→ **Brano scelto**:
┄┄┄┄┄┄┄┄┄┄┄┄┄┄┄┄┄┄┄┄

Lettera aperta di Romano Bellissima, Segretario generale Uil Pensionati
Gli attacchi contro il sindacato portati avanti dal Governo e dai suoi attivisti, ministri, boiardi di Stato, economisti di parte, ecc. e sostenuti da alcuni giornalisti compiacenti non si contano più e hanno raggiunto ormai un ritmo quasi quotidiano.
L’origine, la natura di questi attacchi è politica e risponde a una strategia ben precisa: togliere di mezzo o quanto meno ridimensionare il sindacalismo confederale, unico vero ostacolo allo smantellamento del welfare, dei diritti dei pensionati e dei lavoratori.
La cosa che dovrebbe far riflettere gli italiani è questa: come mai un sistema politico caratterizzato da liti continue, anche all’interno dei singoli partiti, si trova poi d’accordo e si ricompatta – destra, sinistra e centro – nell’attacco al sindacato? La spiegazione c’è. Il sistema politico attuale è composto da partiti liquidi e i liquidi per loro natura assumono la forma del contenitore del momento, contenitore che purtroppo oggi non viene prodotto in Italia. I partiti non sono più, come in passato, organizzazioni strutturate sul territorio, con propri organismi e solidi ideali da diffondere e sostenere. L’unico modo che hanno per conservare e conquistare il potere è far leva sulla propaganda, la demagogia, il populismo. Questa condizione pone i partiti in uno stato di inferiorità democratica nei confronti di altre forze organizzate e strutturate su tutto il territorio nazionale, come il sindacato, che ha milioni di iscritti e simpatizzanti con i quali quotidianamente si confronta su tutte le questioni che li riguardano.
Il Presidente del Consiglio non ha mai accettato il confronto con il sindacato. Si è, anzi, speso molto per tentare di ridimensionarne ruolo e funzione, sino a minacciare ‘leggi speciali’.
Gli attacchi sono architettati in modo da far percepire alla pubblica opinione i sindacati esattamente come i partiti, un’altra casta di corrotti e privilegiati.

┄┄┄┄┄┄┄┄┄┄┄┄┄┄┄┄┄┄┄┄

→ **Elenco dei dati**:
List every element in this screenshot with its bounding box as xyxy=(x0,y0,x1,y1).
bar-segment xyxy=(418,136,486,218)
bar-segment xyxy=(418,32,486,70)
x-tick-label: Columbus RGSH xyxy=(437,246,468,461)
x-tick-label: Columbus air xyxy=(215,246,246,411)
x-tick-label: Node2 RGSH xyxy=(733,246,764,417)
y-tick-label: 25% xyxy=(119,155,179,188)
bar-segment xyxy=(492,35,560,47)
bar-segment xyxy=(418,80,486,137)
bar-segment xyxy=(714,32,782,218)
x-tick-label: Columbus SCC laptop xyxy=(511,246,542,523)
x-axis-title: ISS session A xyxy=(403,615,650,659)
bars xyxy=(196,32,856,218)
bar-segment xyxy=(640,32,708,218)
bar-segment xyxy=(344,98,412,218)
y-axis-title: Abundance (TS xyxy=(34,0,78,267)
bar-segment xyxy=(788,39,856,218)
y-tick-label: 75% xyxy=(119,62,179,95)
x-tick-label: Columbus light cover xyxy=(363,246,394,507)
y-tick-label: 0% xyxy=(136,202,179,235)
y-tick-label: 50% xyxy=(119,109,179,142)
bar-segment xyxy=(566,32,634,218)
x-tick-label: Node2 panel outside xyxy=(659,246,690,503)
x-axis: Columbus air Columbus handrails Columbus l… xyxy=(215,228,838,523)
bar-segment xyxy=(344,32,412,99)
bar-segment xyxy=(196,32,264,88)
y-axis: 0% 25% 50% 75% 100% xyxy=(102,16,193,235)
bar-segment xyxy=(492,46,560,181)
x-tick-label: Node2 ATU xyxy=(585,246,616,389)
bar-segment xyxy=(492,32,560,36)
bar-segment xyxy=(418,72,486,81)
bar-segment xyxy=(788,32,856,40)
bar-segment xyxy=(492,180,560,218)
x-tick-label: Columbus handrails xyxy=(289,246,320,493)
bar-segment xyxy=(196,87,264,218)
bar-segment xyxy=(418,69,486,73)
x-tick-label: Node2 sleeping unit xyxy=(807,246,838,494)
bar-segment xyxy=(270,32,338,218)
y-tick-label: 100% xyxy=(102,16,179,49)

┄┄┄┄┄┄┄┄┄┄┄┄┄┄┄┄┄┄┄┄

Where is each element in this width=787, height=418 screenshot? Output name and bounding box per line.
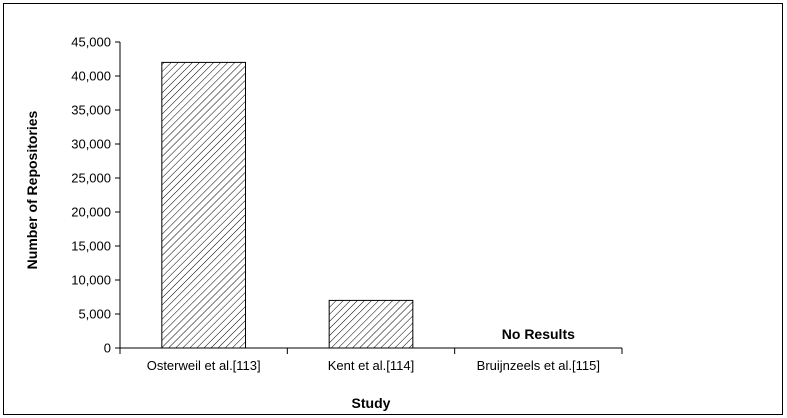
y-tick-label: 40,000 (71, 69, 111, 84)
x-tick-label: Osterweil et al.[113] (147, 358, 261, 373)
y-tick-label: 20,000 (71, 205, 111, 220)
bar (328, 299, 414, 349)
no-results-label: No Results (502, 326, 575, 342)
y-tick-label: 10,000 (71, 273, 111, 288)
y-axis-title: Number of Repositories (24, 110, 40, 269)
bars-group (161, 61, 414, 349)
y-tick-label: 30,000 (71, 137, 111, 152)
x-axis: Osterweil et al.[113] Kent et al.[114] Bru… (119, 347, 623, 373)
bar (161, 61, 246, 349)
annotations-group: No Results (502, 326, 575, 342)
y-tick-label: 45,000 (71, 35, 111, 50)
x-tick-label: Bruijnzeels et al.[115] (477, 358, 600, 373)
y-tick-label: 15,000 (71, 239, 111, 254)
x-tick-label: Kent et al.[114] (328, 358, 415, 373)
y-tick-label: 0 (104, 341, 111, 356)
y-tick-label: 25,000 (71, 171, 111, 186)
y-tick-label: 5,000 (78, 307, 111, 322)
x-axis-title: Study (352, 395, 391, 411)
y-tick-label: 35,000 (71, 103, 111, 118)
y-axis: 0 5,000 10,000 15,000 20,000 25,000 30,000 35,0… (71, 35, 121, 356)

┄┄┄┄┄┄┄┄┄┄┄┄┄┄┄┄┄┄┄┄

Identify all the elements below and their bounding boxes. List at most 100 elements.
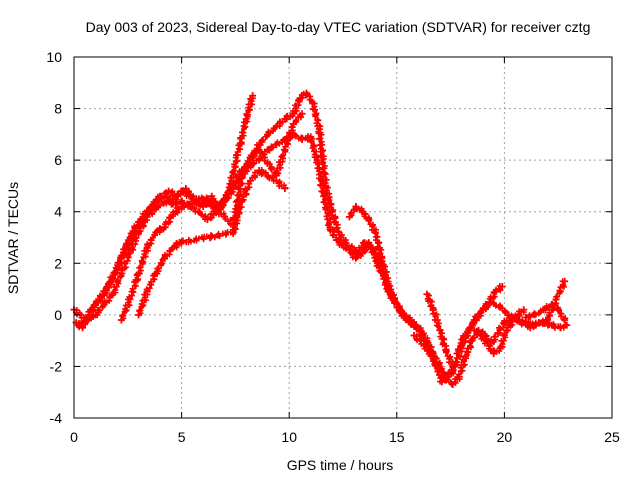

┄┄┄┄┄┄┄┄┄┄┄┄┄┄┄┄┄┄┄┄

→ **Compiti da svolgere**:
#1 Riscrivi in forma più concisa il paragrafo della lettera sugli attacchi al sindacato che comincia con «La cosa che dovrebbe far riflettere gli italiani», conservandone i fatti principali.
#2 Prosegui la lettera sugli attacchi al sindacato dopo la sua ultima frase.

→ **Risposte per compito**:
#1 Gli italiani dovrebbero chiedersi perché un sistema politico in lite continua, anche dentro i singoli partiti, si ricompatti (destra, sinistra e centro) nell'attaccare il sindacato. La ragione è che i partiti attuali sono liquidi: assumono la forma del contenitore del momento, che oggi non viene prodotto in Italia. Non sono più organizzazioni strutturate sul territorio, con propri organismi e solidi ideali, e per conservare e conquistare il potere possono contare solo su propaganda, demagogia e populismo. Ciò li pone in uno stato di inferiorità democratica rispetto a forze organizzate su tutto il territorio nazionale come il sindacato, che si confronta ogni giorno con milioni di iscritti e simpatizzanti.

#2
Anche i partiti di opposizione condividono questa linea di attacco alle organizzazioni sindacali. Per quali motivi accade questo? A mio parere, per due ragioni principali. Innanzitutto perché, come le forze di maggioranza, sono anch’essi partiti liquidi. Anche nell’opposizione è ormai molto difficile applicare le tradizionali distinzioni tra destra, sinistra e centro. Così come è difficile trovare formazioni politiche che vogliono, e sono in grado di, contrastare il pensiero unico neoliberista.
La seconda ragione è che gli attuali partiti di opposizione sperano di vincere le prossime elezioni e diventare a loro volta maggioranza. In quel caso, non vorrebbero trovarsi di fronte un sindacato forte e strutturato col quale dover fare i conti. Lasciano quindi che sia Renzi a fare il lavoro sporco per indebolire e rendere inoffensivo il sindacalismo confederale in Italia.
Se si analizzano poi nel merito con attenzione le accuse al sindacato, si scopre che sono spesso banali e strumentali.
Il Presidente del Consiglio ha ad esempio affermato che nel sindacato “girano più tessere che idee”. Che nei sindacati ci siano molte più adesioni che nei partiti politici è del tutto evidente; che manchino le idee è tutto da dimostrare. Come fa il Presidente Renzi a dire che il sindacato non ha idee se non ha mai discusso (forse non ha mai letto) i documenti che i sindacati hanno prodotto e non ha mai avuto il coraggio di confrontarsi con loro?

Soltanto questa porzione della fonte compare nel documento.